(Dataset rows about figures)
--- BEGIN ---

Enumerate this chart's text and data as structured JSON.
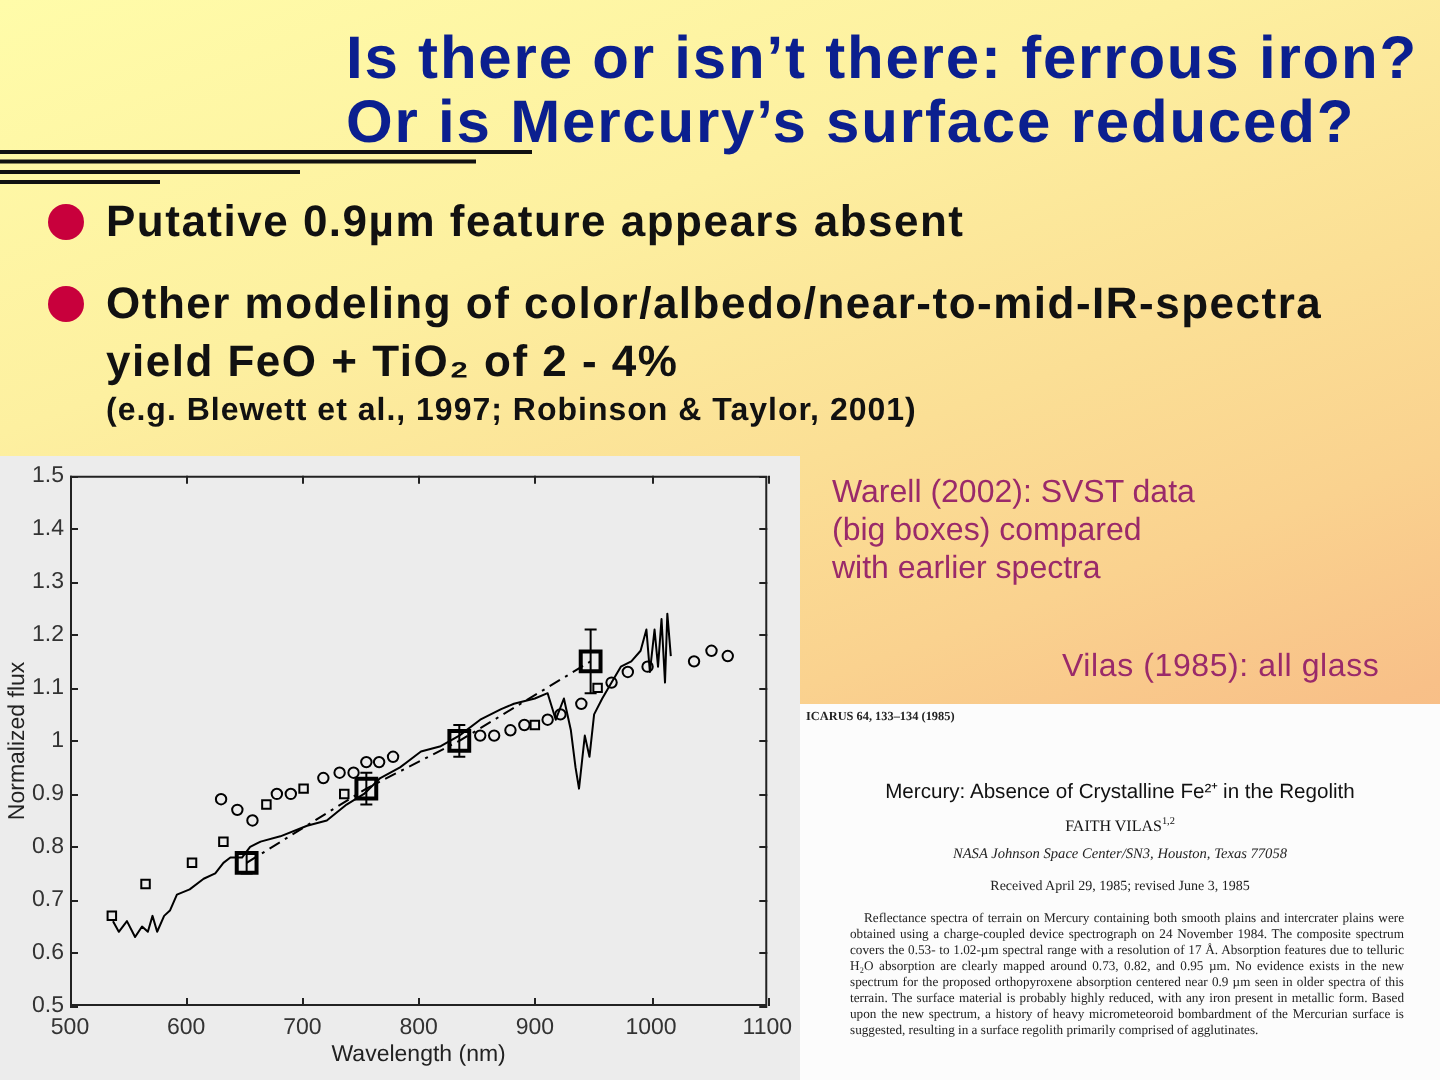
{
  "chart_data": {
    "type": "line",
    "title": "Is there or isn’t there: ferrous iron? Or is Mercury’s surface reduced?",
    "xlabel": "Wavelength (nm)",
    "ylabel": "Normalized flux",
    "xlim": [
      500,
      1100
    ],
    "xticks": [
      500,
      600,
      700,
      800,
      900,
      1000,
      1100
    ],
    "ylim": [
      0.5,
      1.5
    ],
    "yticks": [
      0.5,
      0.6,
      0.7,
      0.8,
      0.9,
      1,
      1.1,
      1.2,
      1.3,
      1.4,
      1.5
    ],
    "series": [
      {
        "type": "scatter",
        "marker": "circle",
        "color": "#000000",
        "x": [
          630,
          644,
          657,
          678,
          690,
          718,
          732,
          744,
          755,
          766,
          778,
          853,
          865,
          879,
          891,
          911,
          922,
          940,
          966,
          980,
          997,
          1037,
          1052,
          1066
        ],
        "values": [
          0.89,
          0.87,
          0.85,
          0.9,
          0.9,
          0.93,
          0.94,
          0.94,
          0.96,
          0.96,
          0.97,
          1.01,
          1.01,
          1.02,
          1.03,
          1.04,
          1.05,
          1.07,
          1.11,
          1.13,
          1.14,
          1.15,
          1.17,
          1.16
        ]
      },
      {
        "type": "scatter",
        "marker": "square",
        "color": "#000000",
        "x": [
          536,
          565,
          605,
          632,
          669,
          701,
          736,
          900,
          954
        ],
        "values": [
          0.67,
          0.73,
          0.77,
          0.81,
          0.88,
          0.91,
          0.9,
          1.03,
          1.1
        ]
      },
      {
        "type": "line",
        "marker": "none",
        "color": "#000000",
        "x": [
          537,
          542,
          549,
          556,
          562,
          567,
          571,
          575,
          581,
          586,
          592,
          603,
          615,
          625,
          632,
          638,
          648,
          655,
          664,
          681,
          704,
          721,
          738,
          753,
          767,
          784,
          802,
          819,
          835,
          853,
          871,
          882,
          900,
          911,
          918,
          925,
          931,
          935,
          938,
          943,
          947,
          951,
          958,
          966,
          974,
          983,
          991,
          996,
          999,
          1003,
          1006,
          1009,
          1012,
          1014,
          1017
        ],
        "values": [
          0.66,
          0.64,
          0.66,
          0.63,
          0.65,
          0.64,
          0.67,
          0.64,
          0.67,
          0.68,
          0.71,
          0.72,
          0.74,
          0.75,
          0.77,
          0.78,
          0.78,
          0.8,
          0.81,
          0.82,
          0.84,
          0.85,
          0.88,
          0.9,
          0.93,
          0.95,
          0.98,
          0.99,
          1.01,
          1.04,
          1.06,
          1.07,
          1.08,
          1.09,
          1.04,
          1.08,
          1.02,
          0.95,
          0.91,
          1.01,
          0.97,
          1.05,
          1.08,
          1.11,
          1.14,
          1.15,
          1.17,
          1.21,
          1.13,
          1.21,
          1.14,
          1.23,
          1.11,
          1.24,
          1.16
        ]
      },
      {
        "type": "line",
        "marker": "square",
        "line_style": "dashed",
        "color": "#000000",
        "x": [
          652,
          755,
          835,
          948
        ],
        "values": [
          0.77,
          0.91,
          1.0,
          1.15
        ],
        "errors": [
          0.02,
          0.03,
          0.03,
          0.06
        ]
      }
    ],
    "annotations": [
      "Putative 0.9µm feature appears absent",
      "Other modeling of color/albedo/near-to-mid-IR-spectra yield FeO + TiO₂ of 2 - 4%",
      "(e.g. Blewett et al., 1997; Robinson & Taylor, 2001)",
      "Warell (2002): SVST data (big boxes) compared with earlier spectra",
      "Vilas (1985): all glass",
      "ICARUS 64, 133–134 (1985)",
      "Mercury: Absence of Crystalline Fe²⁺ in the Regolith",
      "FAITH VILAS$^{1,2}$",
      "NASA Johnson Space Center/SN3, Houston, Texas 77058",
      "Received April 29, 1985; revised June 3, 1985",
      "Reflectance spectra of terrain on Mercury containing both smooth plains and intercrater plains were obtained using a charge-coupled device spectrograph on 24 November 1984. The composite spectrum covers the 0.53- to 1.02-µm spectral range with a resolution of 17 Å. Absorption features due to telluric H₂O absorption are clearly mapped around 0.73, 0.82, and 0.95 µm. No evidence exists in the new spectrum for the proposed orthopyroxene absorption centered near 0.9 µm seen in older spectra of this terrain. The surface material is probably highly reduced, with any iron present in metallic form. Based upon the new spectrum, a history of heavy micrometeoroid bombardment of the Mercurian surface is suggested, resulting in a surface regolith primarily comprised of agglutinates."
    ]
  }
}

--- END ---
--- BEGIN ---

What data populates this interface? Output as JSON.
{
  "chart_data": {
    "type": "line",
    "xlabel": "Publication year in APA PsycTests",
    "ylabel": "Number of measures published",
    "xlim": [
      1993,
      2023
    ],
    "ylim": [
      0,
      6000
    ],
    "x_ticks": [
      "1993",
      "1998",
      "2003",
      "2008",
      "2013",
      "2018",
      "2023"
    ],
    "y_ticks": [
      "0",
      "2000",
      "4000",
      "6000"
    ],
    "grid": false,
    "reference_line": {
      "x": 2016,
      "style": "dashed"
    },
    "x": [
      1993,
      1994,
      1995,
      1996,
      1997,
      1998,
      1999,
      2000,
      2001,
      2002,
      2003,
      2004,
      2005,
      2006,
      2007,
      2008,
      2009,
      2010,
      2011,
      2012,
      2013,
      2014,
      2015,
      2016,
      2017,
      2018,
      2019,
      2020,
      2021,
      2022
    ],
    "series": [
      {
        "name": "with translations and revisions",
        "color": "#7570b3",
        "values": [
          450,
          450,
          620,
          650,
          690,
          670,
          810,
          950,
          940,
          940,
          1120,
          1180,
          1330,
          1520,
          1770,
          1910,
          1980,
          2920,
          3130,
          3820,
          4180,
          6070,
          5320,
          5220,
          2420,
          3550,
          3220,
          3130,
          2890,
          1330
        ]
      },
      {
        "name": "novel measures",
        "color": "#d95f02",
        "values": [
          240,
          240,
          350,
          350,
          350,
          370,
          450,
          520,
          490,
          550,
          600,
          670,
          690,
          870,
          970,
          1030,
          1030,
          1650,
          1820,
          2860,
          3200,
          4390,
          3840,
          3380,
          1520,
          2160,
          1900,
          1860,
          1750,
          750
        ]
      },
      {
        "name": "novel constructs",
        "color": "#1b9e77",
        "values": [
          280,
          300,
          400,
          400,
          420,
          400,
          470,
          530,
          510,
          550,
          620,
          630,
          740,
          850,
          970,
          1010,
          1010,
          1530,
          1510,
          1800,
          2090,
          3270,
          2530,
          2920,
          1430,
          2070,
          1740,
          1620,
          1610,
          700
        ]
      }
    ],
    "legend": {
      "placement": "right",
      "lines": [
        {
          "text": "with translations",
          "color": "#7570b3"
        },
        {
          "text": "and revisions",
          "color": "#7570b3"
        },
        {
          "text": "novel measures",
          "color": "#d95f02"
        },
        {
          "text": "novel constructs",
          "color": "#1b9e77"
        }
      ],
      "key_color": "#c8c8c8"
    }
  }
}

--- END ---
--- BEGIN ---

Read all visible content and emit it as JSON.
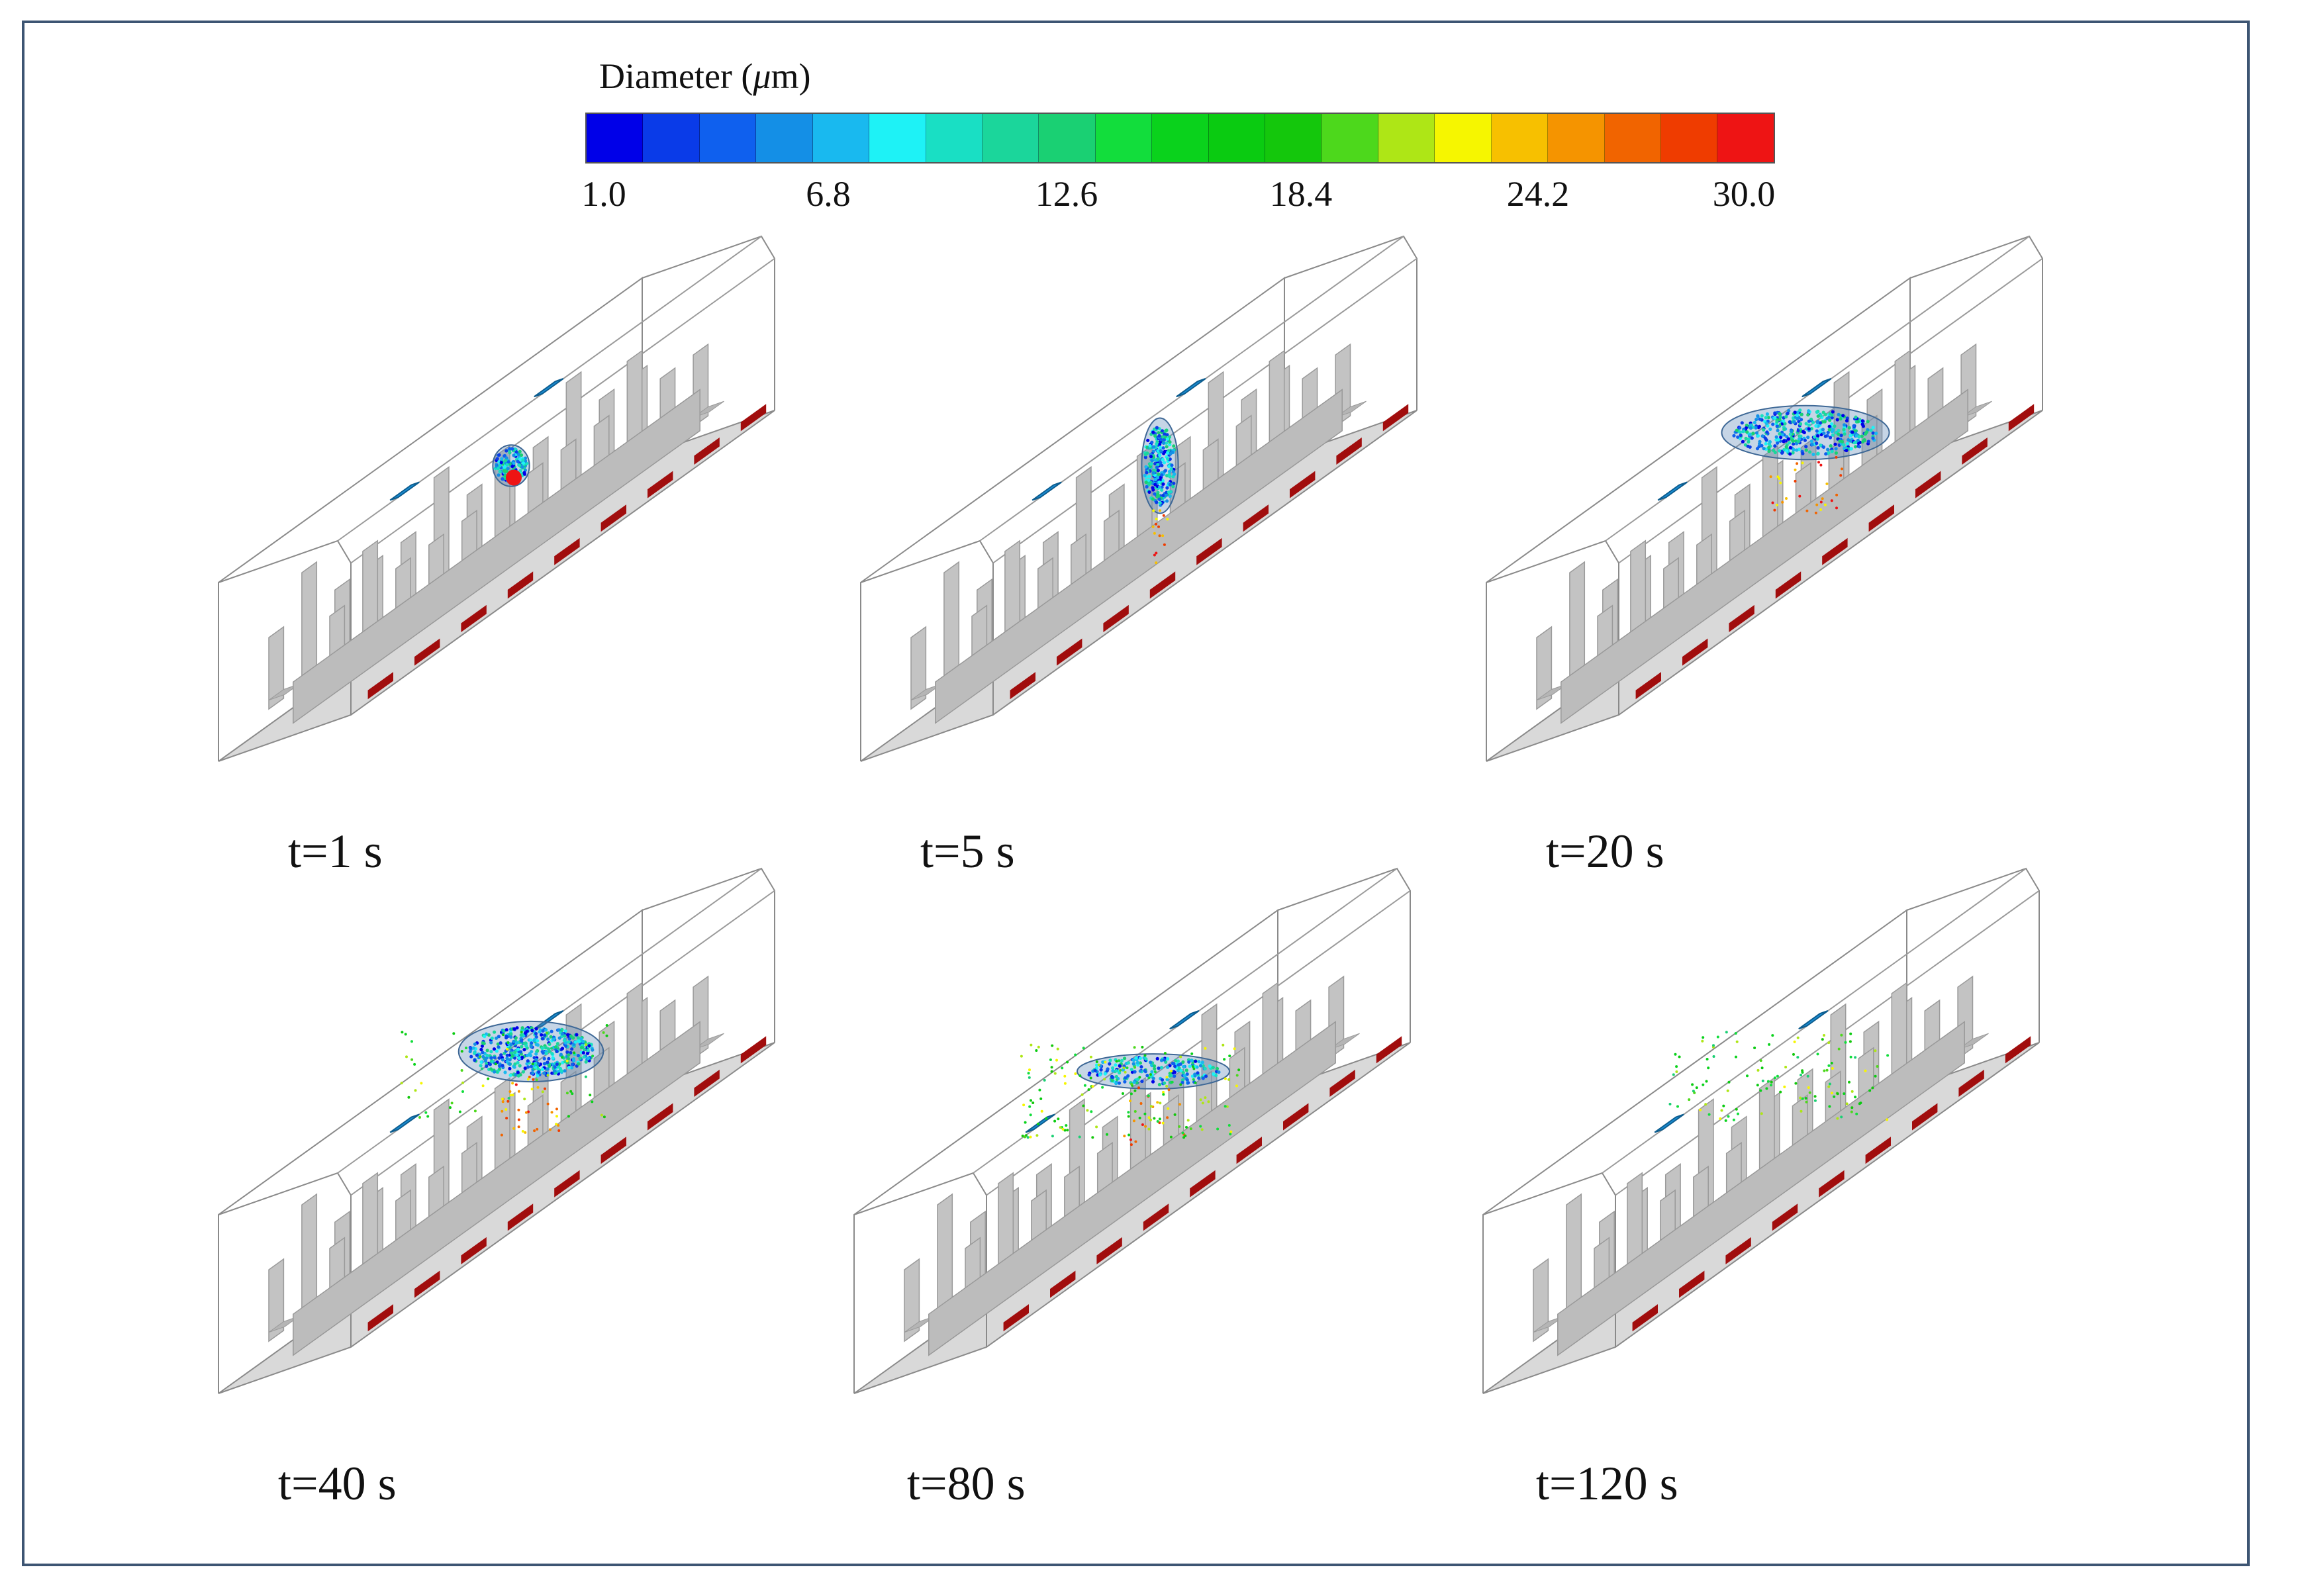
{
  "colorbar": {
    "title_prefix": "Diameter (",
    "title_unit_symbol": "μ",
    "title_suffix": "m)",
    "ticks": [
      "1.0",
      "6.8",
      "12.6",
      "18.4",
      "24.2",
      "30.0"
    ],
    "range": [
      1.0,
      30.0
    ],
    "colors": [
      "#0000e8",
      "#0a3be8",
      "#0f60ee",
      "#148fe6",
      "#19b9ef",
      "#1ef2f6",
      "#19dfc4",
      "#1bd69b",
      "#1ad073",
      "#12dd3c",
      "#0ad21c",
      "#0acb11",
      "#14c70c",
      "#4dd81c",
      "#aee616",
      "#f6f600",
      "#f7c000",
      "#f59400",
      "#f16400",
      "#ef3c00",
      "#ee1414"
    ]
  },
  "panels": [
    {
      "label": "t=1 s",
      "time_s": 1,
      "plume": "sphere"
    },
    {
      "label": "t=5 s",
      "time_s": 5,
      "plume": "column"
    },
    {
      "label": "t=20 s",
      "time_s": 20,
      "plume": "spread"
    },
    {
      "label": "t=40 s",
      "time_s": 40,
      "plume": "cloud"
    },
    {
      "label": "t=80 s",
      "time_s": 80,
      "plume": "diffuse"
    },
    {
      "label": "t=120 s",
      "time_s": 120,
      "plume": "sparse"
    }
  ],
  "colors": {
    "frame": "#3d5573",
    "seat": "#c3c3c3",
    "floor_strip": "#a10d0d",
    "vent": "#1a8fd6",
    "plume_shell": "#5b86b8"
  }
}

--- END ---

▶ **SET TASK**
Answer only with how many lines in the records include "marker".

▶ **RESULT**
4